* [Description of the task]: Pull each line holding the word "arrow" from the data.

* [Input]:

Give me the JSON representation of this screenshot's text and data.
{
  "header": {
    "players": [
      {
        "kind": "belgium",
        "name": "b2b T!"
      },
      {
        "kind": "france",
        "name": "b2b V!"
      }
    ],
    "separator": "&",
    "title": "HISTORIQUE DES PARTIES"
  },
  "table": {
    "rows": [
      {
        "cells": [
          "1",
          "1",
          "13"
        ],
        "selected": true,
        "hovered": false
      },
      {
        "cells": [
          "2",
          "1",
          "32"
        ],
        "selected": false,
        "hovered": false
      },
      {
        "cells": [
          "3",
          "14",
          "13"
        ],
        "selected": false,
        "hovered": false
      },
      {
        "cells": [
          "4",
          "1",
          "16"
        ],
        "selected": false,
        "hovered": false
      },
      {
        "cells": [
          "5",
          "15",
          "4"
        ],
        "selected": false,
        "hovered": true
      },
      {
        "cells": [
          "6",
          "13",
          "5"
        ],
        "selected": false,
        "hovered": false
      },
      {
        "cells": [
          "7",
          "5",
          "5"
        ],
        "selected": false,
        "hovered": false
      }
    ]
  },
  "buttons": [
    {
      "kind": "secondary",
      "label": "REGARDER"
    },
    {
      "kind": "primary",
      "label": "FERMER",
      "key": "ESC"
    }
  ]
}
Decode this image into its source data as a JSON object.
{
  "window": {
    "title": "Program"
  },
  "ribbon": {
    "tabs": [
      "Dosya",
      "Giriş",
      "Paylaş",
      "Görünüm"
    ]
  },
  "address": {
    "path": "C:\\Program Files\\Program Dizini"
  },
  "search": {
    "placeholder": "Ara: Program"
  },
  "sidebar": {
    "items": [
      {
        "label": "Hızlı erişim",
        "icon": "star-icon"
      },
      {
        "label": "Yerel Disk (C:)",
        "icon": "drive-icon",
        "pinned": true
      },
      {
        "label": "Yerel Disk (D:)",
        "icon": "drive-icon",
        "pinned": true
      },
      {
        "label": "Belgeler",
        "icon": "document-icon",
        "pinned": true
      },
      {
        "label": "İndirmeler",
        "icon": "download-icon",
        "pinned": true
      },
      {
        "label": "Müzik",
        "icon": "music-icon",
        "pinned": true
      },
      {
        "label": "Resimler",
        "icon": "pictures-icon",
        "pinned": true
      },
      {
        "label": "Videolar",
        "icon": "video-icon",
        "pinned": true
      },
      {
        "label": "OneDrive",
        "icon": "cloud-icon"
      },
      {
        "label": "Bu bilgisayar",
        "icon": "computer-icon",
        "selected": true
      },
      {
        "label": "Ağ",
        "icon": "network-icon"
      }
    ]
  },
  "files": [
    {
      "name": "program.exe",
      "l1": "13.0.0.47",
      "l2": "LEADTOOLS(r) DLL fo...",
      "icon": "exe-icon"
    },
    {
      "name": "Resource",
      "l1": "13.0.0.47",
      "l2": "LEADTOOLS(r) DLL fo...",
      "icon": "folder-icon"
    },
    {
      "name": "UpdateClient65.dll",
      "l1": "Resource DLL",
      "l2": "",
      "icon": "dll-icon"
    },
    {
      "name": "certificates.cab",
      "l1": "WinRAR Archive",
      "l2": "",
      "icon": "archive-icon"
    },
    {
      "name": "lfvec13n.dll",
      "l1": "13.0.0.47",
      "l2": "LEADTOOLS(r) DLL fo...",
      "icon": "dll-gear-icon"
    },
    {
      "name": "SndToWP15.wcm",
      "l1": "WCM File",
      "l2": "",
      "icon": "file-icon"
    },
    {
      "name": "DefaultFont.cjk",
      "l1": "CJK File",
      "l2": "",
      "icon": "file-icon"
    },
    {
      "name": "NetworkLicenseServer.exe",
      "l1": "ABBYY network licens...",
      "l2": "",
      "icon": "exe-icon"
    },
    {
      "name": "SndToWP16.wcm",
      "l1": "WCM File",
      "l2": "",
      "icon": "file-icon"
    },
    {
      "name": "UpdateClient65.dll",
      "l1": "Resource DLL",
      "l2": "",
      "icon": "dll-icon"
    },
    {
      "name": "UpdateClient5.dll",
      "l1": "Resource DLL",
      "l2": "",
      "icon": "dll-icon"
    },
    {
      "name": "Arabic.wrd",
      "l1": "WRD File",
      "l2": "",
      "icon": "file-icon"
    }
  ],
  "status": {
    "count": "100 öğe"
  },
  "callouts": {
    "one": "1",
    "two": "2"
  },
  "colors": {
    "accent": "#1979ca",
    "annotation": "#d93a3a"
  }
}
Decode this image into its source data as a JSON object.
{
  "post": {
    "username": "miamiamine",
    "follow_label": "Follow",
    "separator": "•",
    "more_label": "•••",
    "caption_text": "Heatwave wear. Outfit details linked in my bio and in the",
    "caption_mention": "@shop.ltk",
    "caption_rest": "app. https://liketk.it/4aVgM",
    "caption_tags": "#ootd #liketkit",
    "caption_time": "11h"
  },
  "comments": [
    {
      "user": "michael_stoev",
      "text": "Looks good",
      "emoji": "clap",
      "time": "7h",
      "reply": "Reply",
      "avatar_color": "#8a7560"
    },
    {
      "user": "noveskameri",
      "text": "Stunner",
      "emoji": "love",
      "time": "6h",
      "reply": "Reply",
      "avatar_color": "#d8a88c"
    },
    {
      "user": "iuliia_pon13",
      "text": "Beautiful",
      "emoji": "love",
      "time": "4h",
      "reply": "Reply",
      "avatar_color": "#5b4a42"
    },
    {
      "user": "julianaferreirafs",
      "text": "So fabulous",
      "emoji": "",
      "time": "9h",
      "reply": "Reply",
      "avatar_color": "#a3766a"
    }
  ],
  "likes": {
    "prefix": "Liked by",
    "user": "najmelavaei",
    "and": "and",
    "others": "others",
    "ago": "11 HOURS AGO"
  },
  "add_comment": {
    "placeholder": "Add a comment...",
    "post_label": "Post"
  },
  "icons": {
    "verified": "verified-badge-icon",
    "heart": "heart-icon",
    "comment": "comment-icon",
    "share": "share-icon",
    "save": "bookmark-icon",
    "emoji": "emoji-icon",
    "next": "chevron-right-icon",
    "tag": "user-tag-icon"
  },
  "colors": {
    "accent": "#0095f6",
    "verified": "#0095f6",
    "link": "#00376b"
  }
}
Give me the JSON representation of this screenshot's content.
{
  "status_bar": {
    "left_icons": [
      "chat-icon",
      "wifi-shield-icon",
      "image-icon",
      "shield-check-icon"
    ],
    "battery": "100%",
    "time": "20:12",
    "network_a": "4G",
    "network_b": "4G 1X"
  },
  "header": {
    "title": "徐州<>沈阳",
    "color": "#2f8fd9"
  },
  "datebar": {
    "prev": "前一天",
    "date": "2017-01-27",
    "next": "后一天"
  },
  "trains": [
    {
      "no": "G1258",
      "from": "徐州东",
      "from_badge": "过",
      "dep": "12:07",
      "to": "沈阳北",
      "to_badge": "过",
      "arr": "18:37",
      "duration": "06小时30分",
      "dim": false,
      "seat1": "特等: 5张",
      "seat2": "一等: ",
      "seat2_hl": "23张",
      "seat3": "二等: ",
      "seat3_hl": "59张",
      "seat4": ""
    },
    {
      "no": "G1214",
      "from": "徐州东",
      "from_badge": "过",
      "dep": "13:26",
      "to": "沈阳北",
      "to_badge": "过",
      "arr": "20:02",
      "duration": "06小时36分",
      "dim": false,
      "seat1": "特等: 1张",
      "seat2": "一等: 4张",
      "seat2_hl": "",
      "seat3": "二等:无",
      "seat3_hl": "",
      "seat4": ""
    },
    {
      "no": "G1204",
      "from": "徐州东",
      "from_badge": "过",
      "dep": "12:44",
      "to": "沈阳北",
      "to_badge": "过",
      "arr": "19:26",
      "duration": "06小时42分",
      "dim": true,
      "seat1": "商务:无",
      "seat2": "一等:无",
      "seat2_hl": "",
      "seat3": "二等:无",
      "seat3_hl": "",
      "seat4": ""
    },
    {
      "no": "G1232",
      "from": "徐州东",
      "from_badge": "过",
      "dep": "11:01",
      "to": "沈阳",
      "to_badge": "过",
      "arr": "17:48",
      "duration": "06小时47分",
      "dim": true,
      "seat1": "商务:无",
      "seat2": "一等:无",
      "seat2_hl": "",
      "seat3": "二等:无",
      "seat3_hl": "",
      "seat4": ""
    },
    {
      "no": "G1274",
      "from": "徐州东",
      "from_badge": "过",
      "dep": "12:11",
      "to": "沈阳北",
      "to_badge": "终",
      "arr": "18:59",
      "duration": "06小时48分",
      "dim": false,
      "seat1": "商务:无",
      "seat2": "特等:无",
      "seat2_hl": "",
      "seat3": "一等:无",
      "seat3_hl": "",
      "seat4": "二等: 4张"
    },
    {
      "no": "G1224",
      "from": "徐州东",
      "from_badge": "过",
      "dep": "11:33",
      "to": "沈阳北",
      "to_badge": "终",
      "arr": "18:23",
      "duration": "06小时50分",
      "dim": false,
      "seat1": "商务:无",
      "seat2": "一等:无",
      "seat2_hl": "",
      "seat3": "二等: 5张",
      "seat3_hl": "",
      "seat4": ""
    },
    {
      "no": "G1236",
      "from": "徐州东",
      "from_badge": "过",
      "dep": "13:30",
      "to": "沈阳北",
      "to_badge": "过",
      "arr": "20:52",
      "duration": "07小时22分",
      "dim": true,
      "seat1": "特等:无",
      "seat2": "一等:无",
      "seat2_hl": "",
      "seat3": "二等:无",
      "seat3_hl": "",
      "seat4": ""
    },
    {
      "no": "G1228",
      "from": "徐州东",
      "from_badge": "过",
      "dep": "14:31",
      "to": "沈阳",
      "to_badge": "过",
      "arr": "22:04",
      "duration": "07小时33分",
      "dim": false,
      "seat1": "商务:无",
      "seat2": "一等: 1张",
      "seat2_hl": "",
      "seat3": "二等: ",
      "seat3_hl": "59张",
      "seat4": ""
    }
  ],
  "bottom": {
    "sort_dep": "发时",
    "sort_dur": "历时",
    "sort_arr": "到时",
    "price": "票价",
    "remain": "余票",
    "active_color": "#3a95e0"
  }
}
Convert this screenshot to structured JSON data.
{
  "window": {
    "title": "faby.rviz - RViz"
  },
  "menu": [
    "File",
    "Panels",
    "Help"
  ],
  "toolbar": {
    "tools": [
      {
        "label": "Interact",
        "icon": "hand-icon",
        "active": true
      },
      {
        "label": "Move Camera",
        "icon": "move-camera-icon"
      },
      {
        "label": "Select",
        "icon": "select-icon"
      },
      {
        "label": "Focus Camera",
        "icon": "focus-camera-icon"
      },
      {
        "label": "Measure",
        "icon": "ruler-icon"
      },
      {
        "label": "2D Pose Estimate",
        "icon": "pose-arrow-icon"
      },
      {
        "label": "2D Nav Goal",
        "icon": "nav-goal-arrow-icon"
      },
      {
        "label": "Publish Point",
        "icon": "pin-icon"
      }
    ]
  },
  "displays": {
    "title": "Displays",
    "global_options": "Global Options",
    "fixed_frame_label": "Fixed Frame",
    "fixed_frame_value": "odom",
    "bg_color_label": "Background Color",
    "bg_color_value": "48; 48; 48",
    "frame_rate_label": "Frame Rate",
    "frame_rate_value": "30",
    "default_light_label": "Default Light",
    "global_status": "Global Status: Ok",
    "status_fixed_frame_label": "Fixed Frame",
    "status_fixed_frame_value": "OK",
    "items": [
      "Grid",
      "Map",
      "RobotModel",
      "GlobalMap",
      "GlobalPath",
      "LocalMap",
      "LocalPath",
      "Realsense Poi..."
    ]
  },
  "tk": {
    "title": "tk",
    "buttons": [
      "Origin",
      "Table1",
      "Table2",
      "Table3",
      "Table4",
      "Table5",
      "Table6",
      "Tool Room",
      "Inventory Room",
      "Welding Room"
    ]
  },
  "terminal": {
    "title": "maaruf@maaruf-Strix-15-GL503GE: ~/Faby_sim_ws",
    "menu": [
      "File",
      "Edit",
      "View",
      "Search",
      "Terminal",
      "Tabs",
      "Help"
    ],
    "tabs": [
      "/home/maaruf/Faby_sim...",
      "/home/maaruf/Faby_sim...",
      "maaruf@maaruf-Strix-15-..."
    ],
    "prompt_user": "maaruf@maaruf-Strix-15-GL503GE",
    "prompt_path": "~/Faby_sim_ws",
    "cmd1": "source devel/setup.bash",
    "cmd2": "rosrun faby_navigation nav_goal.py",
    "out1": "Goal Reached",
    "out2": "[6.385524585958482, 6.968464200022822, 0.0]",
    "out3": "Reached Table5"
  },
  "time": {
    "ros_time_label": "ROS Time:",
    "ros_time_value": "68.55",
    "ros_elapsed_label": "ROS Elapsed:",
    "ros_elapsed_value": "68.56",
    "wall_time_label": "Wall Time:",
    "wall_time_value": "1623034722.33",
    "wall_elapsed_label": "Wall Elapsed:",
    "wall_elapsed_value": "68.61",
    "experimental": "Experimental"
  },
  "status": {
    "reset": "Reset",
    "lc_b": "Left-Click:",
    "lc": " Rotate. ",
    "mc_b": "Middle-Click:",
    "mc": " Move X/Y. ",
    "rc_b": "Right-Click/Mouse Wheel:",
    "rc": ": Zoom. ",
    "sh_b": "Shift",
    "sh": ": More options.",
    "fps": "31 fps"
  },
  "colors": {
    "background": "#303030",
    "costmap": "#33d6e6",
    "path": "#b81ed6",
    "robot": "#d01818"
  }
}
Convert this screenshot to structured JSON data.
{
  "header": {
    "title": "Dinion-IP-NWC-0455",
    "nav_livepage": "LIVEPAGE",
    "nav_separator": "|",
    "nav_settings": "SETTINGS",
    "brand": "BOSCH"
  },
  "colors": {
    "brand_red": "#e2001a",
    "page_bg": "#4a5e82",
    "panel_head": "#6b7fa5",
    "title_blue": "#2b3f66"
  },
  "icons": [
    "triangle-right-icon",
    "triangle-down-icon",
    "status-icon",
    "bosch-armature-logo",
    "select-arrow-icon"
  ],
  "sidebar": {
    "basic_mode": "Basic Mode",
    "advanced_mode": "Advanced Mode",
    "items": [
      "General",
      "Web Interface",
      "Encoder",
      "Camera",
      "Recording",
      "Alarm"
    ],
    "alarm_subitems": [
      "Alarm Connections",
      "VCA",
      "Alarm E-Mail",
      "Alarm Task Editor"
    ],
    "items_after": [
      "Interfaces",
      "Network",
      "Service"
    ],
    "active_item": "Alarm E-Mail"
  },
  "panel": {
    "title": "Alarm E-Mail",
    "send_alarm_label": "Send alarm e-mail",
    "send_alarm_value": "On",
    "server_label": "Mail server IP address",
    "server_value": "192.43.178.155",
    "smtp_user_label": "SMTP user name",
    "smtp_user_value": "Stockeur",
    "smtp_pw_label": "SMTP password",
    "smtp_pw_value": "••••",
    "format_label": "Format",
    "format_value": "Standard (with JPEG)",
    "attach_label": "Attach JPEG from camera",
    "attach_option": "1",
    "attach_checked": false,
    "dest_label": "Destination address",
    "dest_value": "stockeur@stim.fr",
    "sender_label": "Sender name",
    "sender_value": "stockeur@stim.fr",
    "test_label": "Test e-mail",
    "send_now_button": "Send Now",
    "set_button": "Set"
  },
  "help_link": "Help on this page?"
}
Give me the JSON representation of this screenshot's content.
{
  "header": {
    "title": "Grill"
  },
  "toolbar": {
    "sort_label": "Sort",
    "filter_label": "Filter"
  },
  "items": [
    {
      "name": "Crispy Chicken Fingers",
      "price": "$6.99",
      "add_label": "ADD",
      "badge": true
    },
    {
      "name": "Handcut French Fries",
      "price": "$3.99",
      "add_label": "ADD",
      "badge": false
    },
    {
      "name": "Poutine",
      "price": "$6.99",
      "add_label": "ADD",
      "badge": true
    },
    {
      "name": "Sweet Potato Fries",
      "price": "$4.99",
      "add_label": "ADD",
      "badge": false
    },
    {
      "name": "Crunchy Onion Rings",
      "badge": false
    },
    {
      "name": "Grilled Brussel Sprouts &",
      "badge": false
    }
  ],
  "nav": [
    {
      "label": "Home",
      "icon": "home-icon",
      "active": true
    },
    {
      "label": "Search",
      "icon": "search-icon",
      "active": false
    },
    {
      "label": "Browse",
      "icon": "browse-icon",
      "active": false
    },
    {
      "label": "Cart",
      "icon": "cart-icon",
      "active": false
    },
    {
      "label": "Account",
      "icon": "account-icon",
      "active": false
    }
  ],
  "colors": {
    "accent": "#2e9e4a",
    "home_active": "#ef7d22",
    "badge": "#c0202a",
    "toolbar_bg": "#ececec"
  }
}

* [The reply]:
        "icon": "pose-arrow-icon"
        "icon": "nav-goal-arrow-icon"
    "select-arrow-icon"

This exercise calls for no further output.